[Dataset items]

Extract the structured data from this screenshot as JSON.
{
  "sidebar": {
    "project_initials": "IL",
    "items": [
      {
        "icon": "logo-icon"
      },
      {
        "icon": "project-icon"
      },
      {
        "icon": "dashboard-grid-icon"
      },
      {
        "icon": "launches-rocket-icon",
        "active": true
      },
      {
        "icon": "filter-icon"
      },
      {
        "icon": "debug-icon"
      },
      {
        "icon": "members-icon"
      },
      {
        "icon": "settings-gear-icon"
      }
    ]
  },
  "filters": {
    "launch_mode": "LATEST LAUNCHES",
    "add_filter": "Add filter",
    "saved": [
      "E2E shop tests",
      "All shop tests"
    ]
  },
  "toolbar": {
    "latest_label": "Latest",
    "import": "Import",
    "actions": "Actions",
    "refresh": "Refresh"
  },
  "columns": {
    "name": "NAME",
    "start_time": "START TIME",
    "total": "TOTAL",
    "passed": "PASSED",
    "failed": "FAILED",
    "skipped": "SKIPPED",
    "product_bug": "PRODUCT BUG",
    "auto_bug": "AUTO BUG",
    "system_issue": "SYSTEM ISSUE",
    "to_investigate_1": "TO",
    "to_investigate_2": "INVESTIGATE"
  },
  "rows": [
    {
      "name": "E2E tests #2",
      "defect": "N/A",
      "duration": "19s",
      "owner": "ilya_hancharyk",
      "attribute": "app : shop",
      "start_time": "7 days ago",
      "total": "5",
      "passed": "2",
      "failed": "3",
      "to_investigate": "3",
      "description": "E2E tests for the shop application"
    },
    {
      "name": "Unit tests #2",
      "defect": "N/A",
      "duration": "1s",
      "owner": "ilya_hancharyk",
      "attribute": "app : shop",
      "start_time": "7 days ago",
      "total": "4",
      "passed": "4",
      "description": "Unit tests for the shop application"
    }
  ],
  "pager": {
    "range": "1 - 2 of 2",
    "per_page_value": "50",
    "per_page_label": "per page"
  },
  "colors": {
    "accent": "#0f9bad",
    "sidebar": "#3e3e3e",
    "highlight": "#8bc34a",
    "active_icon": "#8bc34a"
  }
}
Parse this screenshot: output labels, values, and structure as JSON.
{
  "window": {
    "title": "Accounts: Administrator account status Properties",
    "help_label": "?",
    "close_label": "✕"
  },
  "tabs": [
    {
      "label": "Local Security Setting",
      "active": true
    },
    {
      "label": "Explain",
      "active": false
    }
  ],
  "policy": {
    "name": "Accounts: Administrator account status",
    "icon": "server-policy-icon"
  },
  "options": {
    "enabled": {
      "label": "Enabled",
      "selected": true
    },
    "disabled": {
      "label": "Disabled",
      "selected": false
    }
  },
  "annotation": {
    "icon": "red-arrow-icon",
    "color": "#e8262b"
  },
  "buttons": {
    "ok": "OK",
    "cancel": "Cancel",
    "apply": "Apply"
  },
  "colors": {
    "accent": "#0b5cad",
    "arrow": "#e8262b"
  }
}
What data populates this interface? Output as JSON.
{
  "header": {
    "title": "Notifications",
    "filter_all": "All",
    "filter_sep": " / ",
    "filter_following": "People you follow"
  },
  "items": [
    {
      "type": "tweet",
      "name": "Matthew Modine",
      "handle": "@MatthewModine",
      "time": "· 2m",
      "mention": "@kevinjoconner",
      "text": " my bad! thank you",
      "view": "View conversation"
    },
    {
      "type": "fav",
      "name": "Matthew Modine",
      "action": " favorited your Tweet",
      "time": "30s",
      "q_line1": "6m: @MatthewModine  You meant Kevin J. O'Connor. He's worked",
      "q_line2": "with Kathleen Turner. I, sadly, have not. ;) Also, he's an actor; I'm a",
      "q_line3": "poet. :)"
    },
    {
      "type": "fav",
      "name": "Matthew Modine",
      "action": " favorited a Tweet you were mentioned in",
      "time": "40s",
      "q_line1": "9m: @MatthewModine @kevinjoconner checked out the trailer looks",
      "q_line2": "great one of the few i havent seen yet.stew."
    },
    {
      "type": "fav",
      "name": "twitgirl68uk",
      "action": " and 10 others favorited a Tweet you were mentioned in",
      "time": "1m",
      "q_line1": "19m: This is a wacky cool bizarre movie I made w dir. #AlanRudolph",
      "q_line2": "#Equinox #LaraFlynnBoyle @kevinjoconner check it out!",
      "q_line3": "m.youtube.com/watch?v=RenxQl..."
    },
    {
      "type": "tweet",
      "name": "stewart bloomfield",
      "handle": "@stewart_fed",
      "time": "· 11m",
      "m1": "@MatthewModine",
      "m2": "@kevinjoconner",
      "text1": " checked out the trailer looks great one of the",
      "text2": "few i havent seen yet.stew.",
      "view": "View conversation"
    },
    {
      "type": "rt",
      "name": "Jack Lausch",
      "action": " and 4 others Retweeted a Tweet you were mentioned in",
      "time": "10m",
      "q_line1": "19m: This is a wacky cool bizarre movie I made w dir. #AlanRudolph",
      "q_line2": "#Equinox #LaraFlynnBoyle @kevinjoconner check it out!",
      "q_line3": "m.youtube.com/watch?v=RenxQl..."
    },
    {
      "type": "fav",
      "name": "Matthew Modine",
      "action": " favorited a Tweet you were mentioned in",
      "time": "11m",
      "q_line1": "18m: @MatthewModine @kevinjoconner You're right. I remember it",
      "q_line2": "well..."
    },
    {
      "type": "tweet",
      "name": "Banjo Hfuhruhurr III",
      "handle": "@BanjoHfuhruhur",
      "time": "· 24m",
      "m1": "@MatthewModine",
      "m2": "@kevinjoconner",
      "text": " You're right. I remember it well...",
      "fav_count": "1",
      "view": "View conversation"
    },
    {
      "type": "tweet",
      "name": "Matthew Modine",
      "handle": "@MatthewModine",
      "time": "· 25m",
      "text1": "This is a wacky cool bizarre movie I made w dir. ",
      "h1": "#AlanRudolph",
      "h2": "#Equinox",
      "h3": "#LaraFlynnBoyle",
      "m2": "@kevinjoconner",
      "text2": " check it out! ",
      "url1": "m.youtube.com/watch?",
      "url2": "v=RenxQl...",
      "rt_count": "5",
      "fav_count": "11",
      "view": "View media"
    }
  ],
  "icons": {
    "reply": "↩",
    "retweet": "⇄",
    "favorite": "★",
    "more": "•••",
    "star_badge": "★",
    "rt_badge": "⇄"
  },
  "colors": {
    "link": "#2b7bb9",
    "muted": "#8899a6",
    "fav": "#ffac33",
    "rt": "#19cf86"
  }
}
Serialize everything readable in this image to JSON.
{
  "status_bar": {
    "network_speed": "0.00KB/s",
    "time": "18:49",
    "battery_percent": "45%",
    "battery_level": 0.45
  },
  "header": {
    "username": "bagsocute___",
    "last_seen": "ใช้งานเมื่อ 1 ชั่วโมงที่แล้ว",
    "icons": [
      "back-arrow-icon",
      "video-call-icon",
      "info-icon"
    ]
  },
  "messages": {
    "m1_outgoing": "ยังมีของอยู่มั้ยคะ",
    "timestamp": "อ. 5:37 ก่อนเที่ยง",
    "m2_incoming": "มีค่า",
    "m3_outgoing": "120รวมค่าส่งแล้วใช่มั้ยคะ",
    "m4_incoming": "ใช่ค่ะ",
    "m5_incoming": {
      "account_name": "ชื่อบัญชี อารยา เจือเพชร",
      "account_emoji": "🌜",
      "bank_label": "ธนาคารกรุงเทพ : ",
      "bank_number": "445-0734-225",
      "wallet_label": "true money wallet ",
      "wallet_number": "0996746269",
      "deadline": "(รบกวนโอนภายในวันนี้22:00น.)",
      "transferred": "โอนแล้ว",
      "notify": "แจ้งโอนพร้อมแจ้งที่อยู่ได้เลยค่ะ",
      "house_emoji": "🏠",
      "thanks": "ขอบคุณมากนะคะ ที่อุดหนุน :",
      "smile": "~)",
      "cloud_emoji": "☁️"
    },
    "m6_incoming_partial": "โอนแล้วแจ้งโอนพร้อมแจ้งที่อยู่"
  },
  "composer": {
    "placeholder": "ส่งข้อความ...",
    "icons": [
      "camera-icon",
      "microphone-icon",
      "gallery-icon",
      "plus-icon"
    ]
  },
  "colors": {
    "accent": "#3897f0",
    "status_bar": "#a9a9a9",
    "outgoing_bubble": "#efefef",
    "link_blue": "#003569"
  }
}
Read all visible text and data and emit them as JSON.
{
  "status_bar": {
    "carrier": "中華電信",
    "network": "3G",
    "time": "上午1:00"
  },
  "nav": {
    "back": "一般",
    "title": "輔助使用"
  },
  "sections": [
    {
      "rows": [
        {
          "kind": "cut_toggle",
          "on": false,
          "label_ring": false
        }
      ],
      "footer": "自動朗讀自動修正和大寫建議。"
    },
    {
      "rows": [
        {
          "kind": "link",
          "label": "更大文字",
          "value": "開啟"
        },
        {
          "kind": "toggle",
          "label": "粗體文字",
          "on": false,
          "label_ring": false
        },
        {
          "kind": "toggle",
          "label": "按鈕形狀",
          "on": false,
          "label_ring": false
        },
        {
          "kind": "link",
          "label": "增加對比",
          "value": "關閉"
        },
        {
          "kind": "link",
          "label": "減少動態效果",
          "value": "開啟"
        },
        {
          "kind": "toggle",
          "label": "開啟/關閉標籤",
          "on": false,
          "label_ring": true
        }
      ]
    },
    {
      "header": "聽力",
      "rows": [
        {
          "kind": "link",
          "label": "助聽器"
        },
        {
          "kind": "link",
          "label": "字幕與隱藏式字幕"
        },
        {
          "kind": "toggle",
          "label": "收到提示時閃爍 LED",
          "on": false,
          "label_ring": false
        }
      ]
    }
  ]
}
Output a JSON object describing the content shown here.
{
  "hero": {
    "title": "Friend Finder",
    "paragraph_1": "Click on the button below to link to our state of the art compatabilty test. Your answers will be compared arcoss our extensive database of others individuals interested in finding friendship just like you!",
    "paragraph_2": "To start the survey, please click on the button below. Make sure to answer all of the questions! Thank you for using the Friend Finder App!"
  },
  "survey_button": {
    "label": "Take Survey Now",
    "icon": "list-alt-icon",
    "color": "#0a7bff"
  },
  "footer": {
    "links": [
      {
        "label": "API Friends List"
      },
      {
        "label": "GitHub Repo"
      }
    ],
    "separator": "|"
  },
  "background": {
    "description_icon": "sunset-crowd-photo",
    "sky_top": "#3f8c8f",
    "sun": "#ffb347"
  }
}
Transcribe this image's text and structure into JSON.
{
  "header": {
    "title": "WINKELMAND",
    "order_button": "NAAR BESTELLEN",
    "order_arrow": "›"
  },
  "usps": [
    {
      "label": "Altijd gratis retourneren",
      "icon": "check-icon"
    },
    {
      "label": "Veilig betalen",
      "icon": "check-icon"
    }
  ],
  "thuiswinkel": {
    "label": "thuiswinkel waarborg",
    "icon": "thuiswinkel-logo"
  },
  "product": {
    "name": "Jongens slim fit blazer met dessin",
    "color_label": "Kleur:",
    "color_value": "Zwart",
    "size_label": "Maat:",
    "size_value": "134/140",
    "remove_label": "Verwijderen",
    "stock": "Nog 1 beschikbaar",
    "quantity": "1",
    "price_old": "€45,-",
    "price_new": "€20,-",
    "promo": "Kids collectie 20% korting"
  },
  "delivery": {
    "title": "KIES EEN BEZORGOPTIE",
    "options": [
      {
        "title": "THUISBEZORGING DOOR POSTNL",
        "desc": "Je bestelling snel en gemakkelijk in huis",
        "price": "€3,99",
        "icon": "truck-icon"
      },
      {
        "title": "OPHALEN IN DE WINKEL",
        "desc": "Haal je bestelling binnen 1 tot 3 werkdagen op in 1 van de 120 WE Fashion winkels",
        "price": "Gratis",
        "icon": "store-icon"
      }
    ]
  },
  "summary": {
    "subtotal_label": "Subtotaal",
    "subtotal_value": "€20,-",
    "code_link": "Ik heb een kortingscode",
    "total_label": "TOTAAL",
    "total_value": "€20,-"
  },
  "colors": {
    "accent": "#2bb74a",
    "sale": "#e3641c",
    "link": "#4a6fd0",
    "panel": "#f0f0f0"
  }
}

Problem to solve => Every line that holds the word "MatthewModine" counts once; state the total number of such lines and nothing else.

Response to this task => 7